_To do:_ Would it be possible to write out each entry below exactly, without the pictures?

_Task material:_
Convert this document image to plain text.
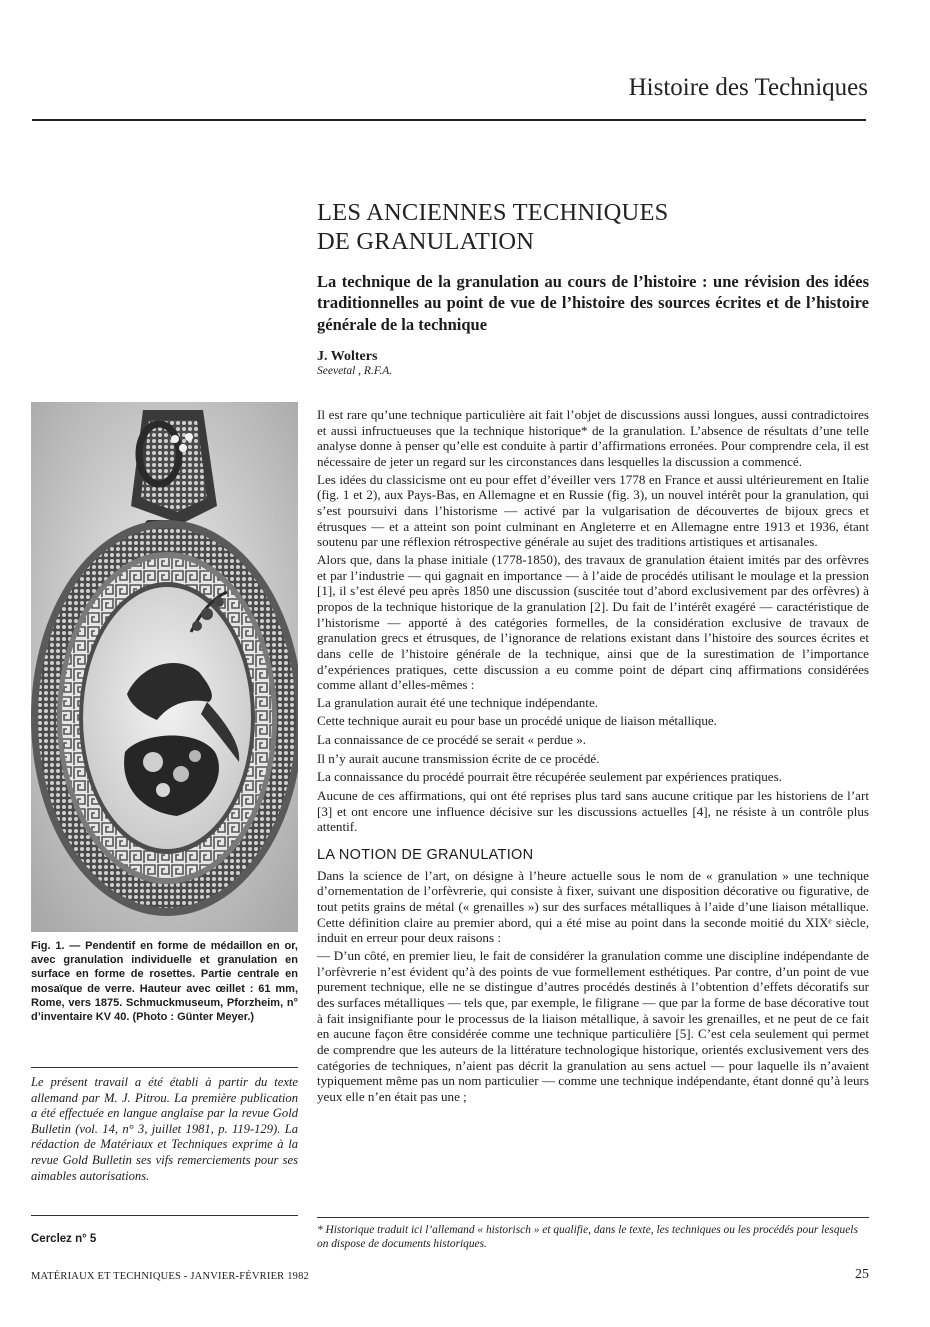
Histoire des Techniques
LES ANCIENNES TECHNIQUES
DE GRANULATION

La technique de la granulation au cours de l’histoire : une révision des idées traditionnelles au point de vue de l’histoire des sources écrites et de l’histoire générale de la technique

J. Wolters
Seevetal , R.F.A.

Fig. 1. — Pendentif en forme de médaillon en or, avec granulation individuelle et granulation en surface en forme de rosettes. Partie centrale en mosaïque de verre. Hauteur avec œillet : 61 mm, Rome, vers 1875. Schmuckmuseum, Pforzheim, n° d’inventaire KV 40. (Photo : Günter Meyer.)

Le présent travail a été établi à partir du texte allemand par M. J. Pitrou. La première publication a été effectuée en langue anglaise par la revue Gold Bulletin (vol. 14, n° 3, juillet 1981, p. 119-129). La rédaction de Matériaux et Techniques exprime à la revue Gold Bulletin ses vifs remerciements pour ses aimables autorisations.

Cerclez n° 5

Il est rare qu’une technique particulière ait fait l’objet de discussions aussi longues, aussi contradictoires et aussi infructueuses que la technique historique* de la granulation. L’absence de résultats d’une telle analyse donne à penser qu’elle est conduite à partir d’affirmations erronées. Pour comprendre cela, il est nécessaire de jeter un regard sur les circonstances dans lesquelles la discussion a commencé.

Les idées du classicisme ont eu pour effet d’éveiller vers 1778 en France et aussi ultérieurement en Italie (fig. 1 et 2), aux Pays-Bas, en Allemagne et en Russie (fig. 3), un nouvel intérêt pour la granulation, qui s’est poursuivi dans l’historisme — activé par la vulgarisation de découvertes de bijoux grecs et étrusques — et a atteint son point culminant en Angleterre et en Allemagne entre 1913 et 1936, étant soutenu par une réflexion rétrospective générale au sujet des traditions artistiques et artisanales.

Alors que, dans la phase initiale (1778-1850), des travaux de granulation étaient imités par des orfèvres et par l’industrie — qui gagnait en importance — à l’aide de procédés utilisant le moulage et la pression [1], il s’est élevé peu après 1850 une discussion (suscitée tout d’abord exclusivement par des orfèvres) à propos de la technique historique de la granulation [2]. Du fait de l’intérêt exagéré — caractéristique de l’historisme — apporté à des catégories formelles, de la considération exclusive de travaux de granulation grecs et étrusques, de l’ignorance de relations existant dans l’histoire des sources écrites et dans celle de l’histoire générale de la technique, ainsi que de la surestimation de l’importance d’expériences pratiques, cette discussion a eu comme point de départ cinq affirmations considérées comme allant d’elles-mêmes :

La granulation aurait été une technique indépendante.

Cette technique aurait eu pour base un procédé unique de liaison métallique.

La connaissance de ce procédé se serait « perdue ».

Il n’y aurait aucune transmission écrite de ce procédé.

La connaissance du procédé pourrait être récupérée seulement par expériences pratiques.

Aucune de ces affirmations, qui ont été reprises plus tard sans aucune critique par les historiens de l’art [3] et ont encore une influence décisive sur les discussions actuelles [4], ne résiste à un contrôle plus attentif.

LA NOTION DE GRANULATION

Dans la science de l’art, on désigne à l’heure actuelle sous le nom de « granulation » une technique d’ornementation de l’orfèvrerie, qui consiste à fixer, suivant une disposition décorative ou figurative, de tout petits grains de métal (« grenailles ») sur des surfaces métalliques à l’aide d’une liaison métallique. Cette définition claire au premier abord, qui a été mise au point dans la seconde moitié du XIXᵉ siècle, induit en erreur pour deux raisons :

— D’un côté, en premier lieu, le fait de considérer la granulation comme une discipline indépendante de l’orfèvrerie n’est évident qu’à des points de vue formellement esthétiques. Par contre, d’un point de vue purement technique, elle ne se distingue d’autres procédés destinés à l’obtention d’effets décoratifs sur des surfaces métalliques — tels que, par exemple, le filigrane — que par la forme de base décorative tout à fait insignifiante pour le processus de la liaison métallique, à savoir les grenailles, et ne peut de ce fait en aucune façon être considérée comme une technique particulière [5]. C’est cela seulement qui permet de comprendre que les auteurs de la littérature technologique historique, orientés exclusivement vers des catégories de techniques, n’aient pas décrit la granulation au sens actuel — pour laquelle ils n’avaient typiquement même pas un nom particulier — comme une technique indépendante, étant donné qu’à leurs yeux elle n’en était pas une ;

* Historique traduit ici l’allemand « historisch » et qualifie, dans le texte, les techniques ou les procédés pour lesquels on dispose de documents historiques.

MATÉRIAUX ET TECHNIQUES - JANVIER-FÉVRIER 1982	25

_Problem solution:_
Convert this document image to plain text.
Histoire des Techniques
LES ANCIENNES TECHNIQUES
DE GRANULATION

La technique de la granulation au cours de l’histoire : une révision des idées traditionnelles au point de vue de l’histoire des sources écrites et de l’histoire générale de la technique

J. Wolters
Seevetal , R.F.A.

Fig. 1. — Pendentif en forme de médaillon en or, avec granulation individuelle et granulation en surface en forme de rosettes. Partie centrale en mosaïque de verre. Hauteur avec œillet : 61 mm, Rome, vers 1875. Schmuckmuseum, Pforzheim, n° d’inventaire KV 40. (Photo : Günter Meyer.)

Le présent travail a été établi à partir du texte allemand par M. J. Pitrou. La première publication a été effectuée en langue anglaise par la revue Gold Bulletin (vol. 14, n° 3, juillet 1981, p. 119-129). La rédaction de Matériaux et Techniques exprime à la revue Gold Bulletin ses vifs remerciements pour ses aimables autorisations.

Cerclez n° 5

Il est rare qu’une technique particulière ait fait l’objet de discussions aussi longues, aussi contradictoires et aussi infructueuses que la technique historique* de la granulation. L’absence de résultats d’une telle analyse donne à penser qu’elle est conduite à partir d’affirmations erronées. Pour comprendre cela, il est nécessaire de jeter un regard sur les circonstances dans lesquelles la discussion a commencé.

Les idées du classicisme ont eu pour effet d’éveiller vers 1778 en France et aussi ultérieurement en Italie (fig. 1 et 2), aux Pays-Bas, en Allemagne et en Russie (fig. 3), un nouvel intérêt pour la granulation, qui s’est poursuivi dans l’historisme — activé par la vulgarisation de découvertes de bijoux grecs et étrusques — et a atteint son point culminant en Angleterre et en Allemagne entre 1913 et 1936, étant soutenu par une réflexion rétrospective générale au sujet des traditions artistiques et artisanales.

Alors que, dans la phase initiale (1778-1850), des travaux de granulation étaient imités par des orfèvres et par l’industrie — qui gagnait en importance — à l’aide de procédés utilisant le moulage et la pression [1], il s’est élevé peu après 1850 une discussion (suscitée tout d’abord exclusivement par des orfèvres) à propos de la technique historique de la granulation [2]. Du fait de l’intérêt exagéré — caractéristique de l’historisme — apporté à des catégories formelles, de la considération exclusive de travaux de granulation grecs et étrusques, de l’ignorance de relations existant dans l’histoire des sources écrites et dans celle de l’histoire générale de la technique, ainsi que de la surestimation de l’importance d’expériences pratiques, cette discussion a eu comme point de départ cinq affirmations considérées comme allant d’elles-mêmes :

La granulation aurait été une technique indépendante.

Cette technique aurait eu pour base un procédé unique de liaison métallique.

La connaissance de ce procédé se serait « perdue ».

Il n’y aurait aucune transmission écrite de ce procédé.

La connaissance du procédé pourrait être récupérée seulement par expériences pratiques.

Aucune de ces affirmations, qui ont été reprises plus tard sans aucune critique par les historiens de l’art [3] et ont encore une influence décisive sur les discussions actuelles [4], ne résiste à un contrôle plus attentif.

LA NOTION DE GRANULATION

Dans la science de l’art, on désigne à l’heure actuelle sous le nom de « granulation » une technique d’ornementation de l’orfèvrerie, qui consiste à fixer, suivant une disposition décorative ou figurative, de tout petits grains de métal (« grenailles ») sur des surfaces métalliques à l’aide d’une liaison métallique. Cette définition claire au premier abord, qui a été mise au point dans la seconde moitié du XIXᵉ siècle, induit en erreur pour deux raisons :

— D’un côté, en premier lieu, le fait de considérer la granulation comme une discipline indépendante de l’orfèvrerie n’est évident qu’à des points de vue formellement esthétiques. Par contre, d’un point de vue purement technique, elle ne se distingue d’autres procédés destinés à l’obtention d’effets décoratifs sur des surfaces métalliques — tels que, par exemple, le filigrane — que par la forme de base décorative tout à fait insignifiante pour le processus de la liaison métallique, à savoir les grenailles, et ne peut de ce fait en aucune façon être considérée comme une technique particulière [5]. C’est cela seulement qui permet de comprendre que les auteurs de la littérature technologique historique, orientés exclusivement vers des catégories de techniques, n’aient pas décrit la granulation au sens actuel — pour laquelle ils n’avaient typiquement même pas un nom particulier — comme une technique indépendante, étant donné qu’à leurs yeux elle n’en était pas une ;

* Historique traduit ici l’allemand « historisch » et qualifie, dans le texte, les techniques ou les procédés pour lesquels on dispose de documents historiques.

MATÉRIAUX ET TECHNIQUES - JANVIER-FÉVRIER 1982	25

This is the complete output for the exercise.